— begin —

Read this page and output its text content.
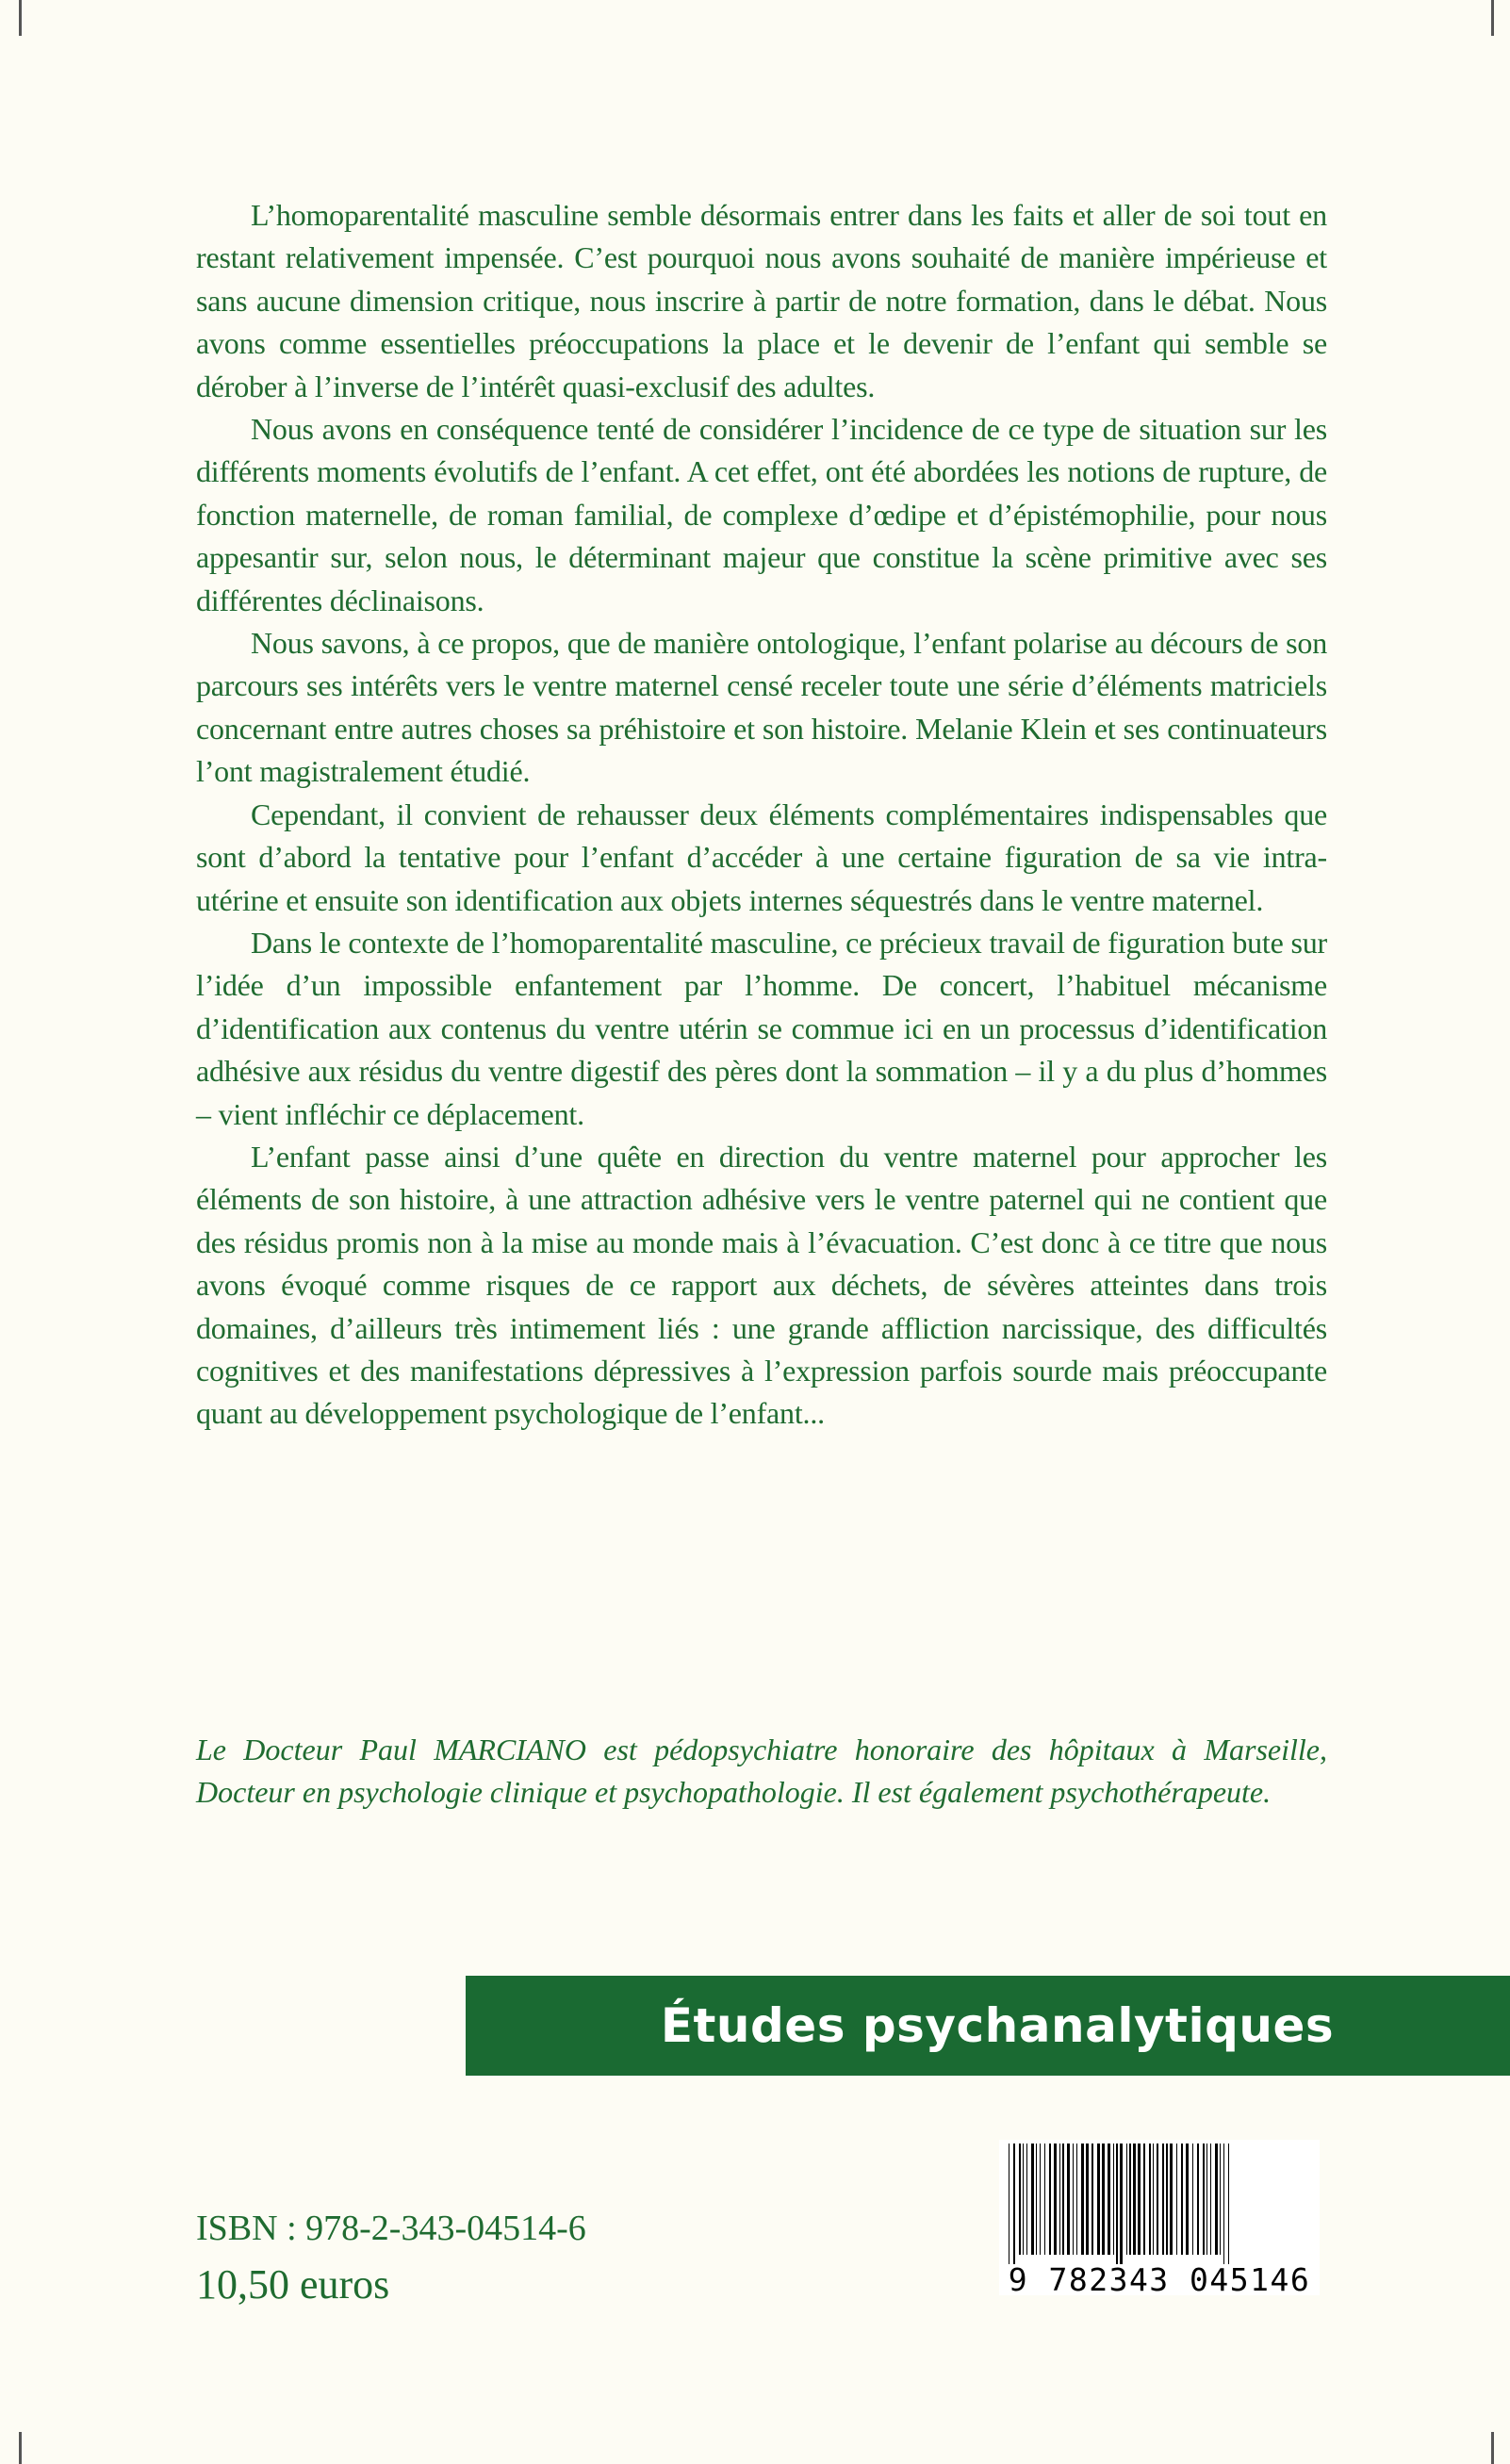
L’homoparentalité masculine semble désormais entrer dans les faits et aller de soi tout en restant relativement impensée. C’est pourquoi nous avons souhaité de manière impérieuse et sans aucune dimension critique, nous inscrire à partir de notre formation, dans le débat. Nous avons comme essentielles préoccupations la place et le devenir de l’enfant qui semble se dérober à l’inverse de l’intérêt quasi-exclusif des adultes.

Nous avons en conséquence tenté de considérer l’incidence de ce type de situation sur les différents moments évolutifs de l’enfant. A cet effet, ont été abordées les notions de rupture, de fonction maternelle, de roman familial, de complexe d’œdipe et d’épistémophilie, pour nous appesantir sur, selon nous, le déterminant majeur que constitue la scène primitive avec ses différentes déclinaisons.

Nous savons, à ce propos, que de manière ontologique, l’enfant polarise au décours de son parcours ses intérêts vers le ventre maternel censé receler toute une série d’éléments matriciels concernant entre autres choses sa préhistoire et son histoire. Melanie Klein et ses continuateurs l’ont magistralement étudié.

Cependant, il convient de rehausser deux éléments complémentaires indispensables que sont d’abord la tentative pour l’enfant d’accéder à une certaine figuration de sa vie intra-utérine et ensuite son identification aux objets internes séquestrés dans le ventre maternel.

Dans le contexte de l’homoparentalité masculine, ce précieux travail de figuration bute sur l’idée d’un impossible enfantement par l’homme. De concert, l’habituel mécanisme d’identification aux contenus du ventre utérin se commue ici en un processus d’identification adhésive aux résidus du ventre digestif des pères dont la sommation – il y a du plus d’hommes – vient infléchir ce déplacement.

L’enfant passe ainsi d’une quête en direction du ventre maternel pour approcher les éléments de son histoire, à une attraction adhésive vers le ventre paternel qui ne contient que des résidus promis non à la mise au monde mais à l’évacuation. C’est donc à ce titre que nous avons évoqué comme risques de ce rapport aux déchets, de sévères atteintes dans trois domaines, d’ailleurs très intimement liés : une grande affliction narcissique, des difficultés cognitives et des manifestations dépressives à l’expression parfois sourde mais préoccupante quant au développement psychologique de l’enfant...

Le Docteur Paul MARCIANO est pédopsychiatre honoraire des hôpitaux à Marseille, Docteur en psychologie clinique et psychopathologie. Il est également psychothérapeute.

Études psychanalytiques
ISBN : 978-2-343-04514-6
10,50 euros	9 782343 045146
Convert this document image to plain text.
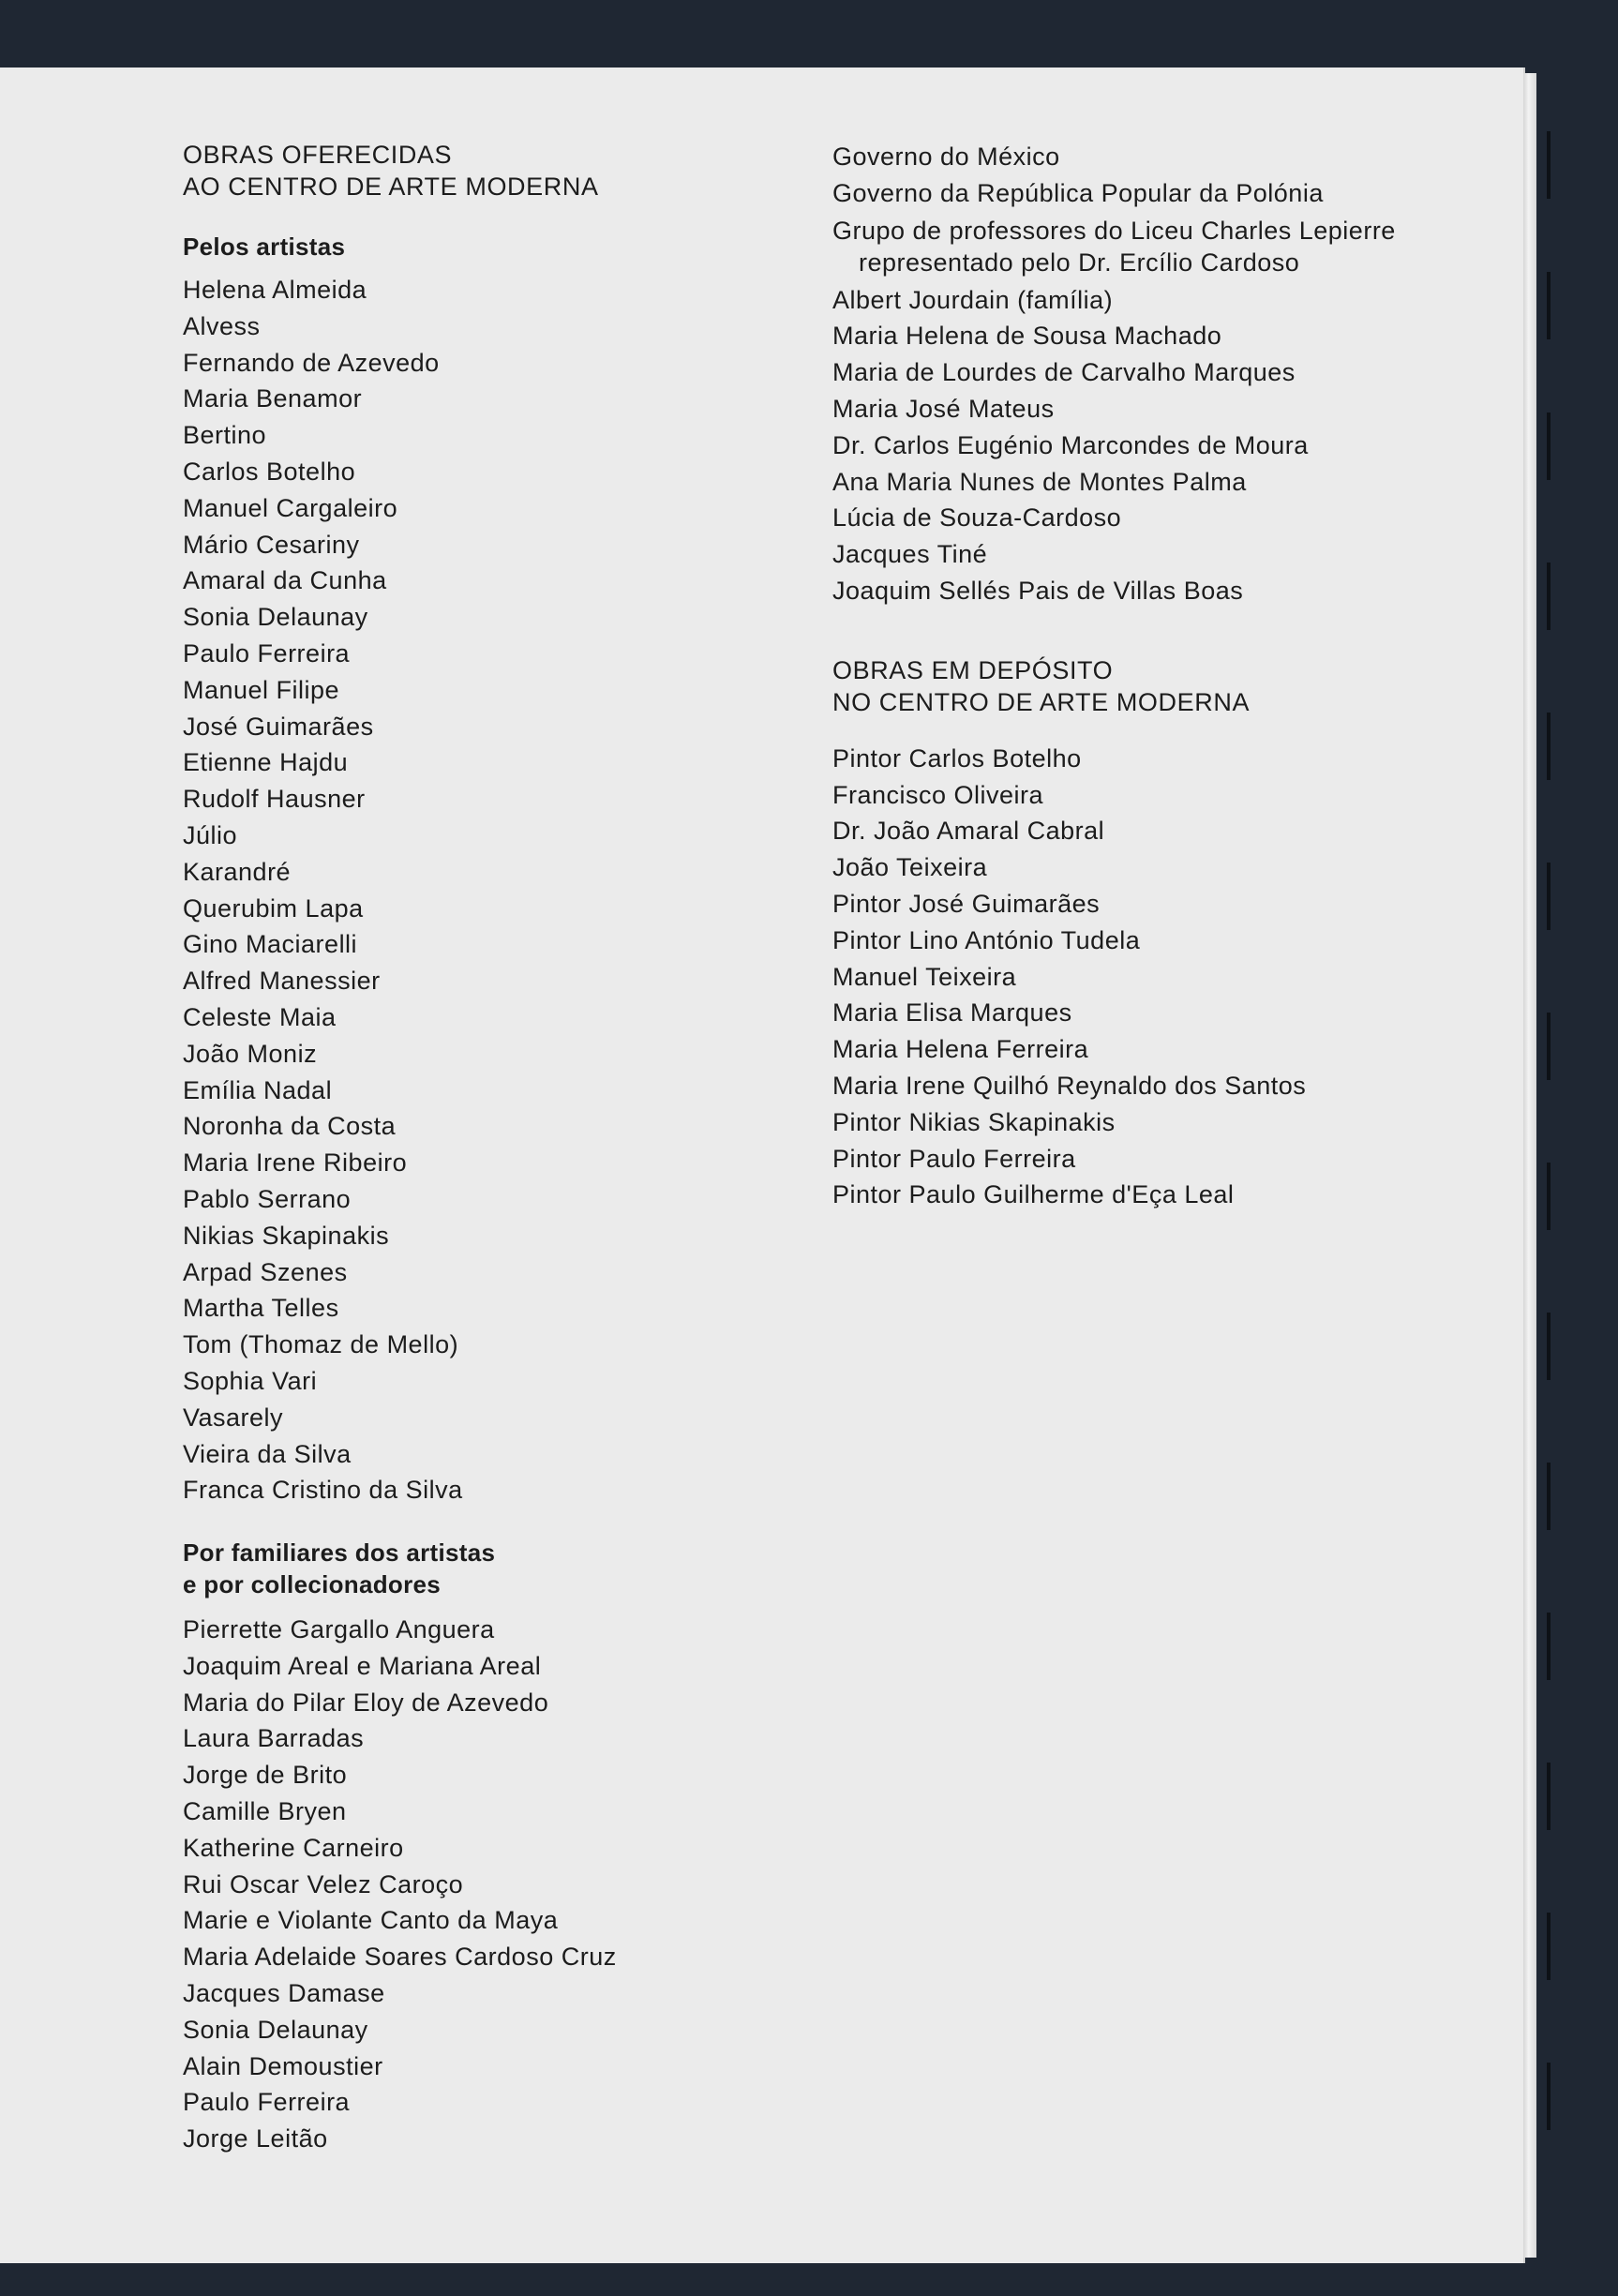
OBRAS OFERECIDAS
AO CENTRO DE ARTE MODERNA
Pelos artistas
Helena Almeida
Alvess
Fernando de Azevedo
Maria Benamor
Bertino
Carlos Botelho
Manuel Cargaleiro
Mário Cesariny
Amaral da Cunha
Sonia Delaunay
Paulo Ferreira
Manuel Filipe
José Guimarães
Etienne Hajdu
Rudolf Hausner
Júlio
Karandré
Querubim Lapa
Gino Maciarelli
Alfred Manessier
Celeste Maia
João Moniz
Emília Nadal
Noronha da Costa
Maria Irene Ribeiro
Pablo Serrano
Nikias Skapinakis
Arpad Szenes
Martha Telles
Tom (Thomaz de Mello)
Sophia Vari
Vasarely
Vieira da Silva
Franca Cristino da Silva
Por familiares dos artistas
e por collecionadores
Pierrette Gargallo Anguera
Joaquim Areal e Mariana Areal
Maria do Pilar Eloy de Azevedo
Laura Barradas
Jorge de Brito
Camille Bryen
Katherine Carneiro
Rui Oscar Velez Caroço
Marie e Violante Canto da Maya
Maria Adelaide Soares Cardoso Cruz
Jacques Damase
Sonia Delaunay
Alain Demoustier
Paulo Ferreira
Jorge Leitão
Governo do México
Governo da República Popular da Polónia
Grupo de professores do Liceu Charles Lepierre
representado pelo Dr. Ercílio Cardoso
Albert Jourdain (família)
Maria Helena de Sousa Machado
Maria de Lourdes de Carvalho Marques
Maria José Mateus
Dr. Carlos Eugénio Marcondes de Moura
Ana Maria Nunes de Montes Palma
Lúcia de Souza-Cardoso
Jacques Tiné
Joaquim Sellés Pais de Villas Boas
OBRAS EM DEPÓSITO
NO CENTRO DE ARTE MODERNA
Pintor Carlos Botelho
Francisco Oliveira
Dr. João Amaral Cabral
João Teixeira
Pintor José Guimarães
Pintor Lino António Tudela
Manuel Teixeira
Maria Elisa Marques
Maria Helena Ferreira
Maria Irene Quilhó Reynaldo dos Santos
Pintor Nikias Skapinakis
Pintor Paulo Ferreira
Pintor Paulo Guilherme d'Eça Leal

— end —

▶ Prompt: Give an exact reproduction of every line, leaving out any picture.

▶ Result of this task:
Read this page and output its text content.
L’homoparentalité masculine semble désormais entrer dans les faits et aller de soi tout en restant relativement impensée. C’est pourquoi nous avons souhaité de manière impérieuse et sans aucune dimension critique, nous inscrire à partir de notre formation, dans le débat. Nous avons comme essentielles préoccupations la place et le devenir de l’enfant qui semble se dérober à l’inverse de l’intérêt quasi-exclusif des adultes.

Nous avons en conséquence tenté de considérer l’incidence de ce type de situation sur les différents moments évolutifs de l’enfant. A cet effet, ont été abordées les notions de rupture, de fonction maternelle, de roman familial, de complexe d’œdipe et d’épistémophilie, pour nous appesantir sur, selon nous, le déterminant majeur que constitue la scène primitive avec ses différentes déclinaisons.

Nous savons, à ce propos, que de manière ontologique, l’enfant polarise au décours de son parcours ses intérêts vers le ventre maternel censé receler toute une série d’éléments matriciels concernant entre autres choses sa préhistoire et son histoire. Melanie Klein et ses continuateurs l’ont magistralement étudié.

Cependant, il convient de rehausser deux éléments complémentaires indispensables que sont d’abord la tentative pour l’enfant d’accéder à une certaine figuration de sa vie intra-utérine et ensuite son identification aux objets internes séquestrés dans le ventre maternel.

Dans le contexte de l’homoparentalité masculine, ce précieux travail de figuration bute sur l’idée d’un impossible enfantement par l’homme. De concert, l’habituel mécanisme d’identification aux contenus du ventre utérin se commue ici en un processus d’identification adhésive aux résidus du ventre digestif des pères dont la sommation – il y a du plus d’hommes – vient infléchir ce déplacement.

L’enfant passe ainsi d’une quête en direction du ventre maternel pour approcher les éléments de son histoire, à une attraction adhésive vers le ventre paternel qui ne contient que des résidus promis non à la mise au monde mais à l’évacuation. C’est donc à ce titre que nous avons évoqué comme risques de ce rapport aux déchets, de sévères atteintes dans trois domaines, d’ailleurs très intimement liés : une grande affliction narcissique, des difficultés cognitives et des manifestations dépressives à l’expression parfois sourde mais préoccupante quant au développement psychologique de l’enfant...

Le Docteur Paul MARCIANO est pédopsychiatre honoraire des hôpitaux à Marseille, Docteur en psychologie clinique et psychopathologie. Il est également psychothérapeute.

Études psychanalytiques
ISBN : 978-2-343-04514-6
10,50 euros	9 782343 045146
Convert this document image to plain text.
OBRAS OFERECIDAS
AO CENTRO DE ARTE MODERNA
Pelos artistas
Helena Almeida
Alvess
Fernando de Azevedo
Maria Benamor
Bertino
Carlos Botelho
Manuel Cargaleiro
Mário Cesariny
Amaral da Cunha
Sonia Delaunay
Paulo Ferreira
Manuel Filipe
José Guimarães
Etienne Hajdu
Rudolf Hausner
Júlio
Karandré
Querubim Lapa
Gino Maciarelli
Alfred Manessier
Celeste Maia
João Moniz
Emília Nadal
Noronha da Costa
Maria Irene Ribeiro
Pablo Serrano
Nikias Skapinakis
Arpad Szenes
Martha Telles
Tom (Thomaz de Mello)
Sophia Vari
Vasarely
Vieira da Silva
Franca Cristino da Silva
Por familiares dos artistas
e por collecionadores
Pierrette Gargallo Anguera
Joaquim Areal e Mariana Areal
Maria do Pilar Eloy de Azevedo
Laura Barradas
Jorge de Brito
Camille Bryen
Katherine Carneiro
Rui Oscar Velez Caroço
Marie e Violante Canto da Maya
Maria Adelaide Soares Cardoso Cruz
Jacques Damase
Sonia Delaunay
Alain Demoustier
Paulo Ferreira
Jorge Leitão
Governo do México
Governo da República Popular da Polónia
Grupo de professores do Liceu Charles Lepierre
representado pelo Dr. Ercílio Cardoso
Albert Jourdain (família)
Maria Helena de Sousa Machado
Maria de Lourdes de Carvalho Marques
Maria José Mateus
Dr. Carlos Eugénio Marcondes de Moura
Ana Maria Nunes de Montes Palma
Lúcia de Souza-Cardoso
Jacques Tiné
Joaquim Sellés Pais de Villas Boas
OBRAS EM DEPÓSITO
NO CENTRO DE ARTE MODERNA
Pintor Carlos Botelho
Francisco Oliveira
Dr. João Amaral Cabral
João Teixeira
Pintor José Guimarães
Pintor Lino António Tudela
Manuel Teixeira
Maria Elisa Marques
Maria Helena Ferreira
Maria Irene Quilhó Reynaldo dos Santos
Pintor Nikias Skapinakis
Pintor Paulo Ferreira
Pintor Paulo Guilherme d'Eça Leal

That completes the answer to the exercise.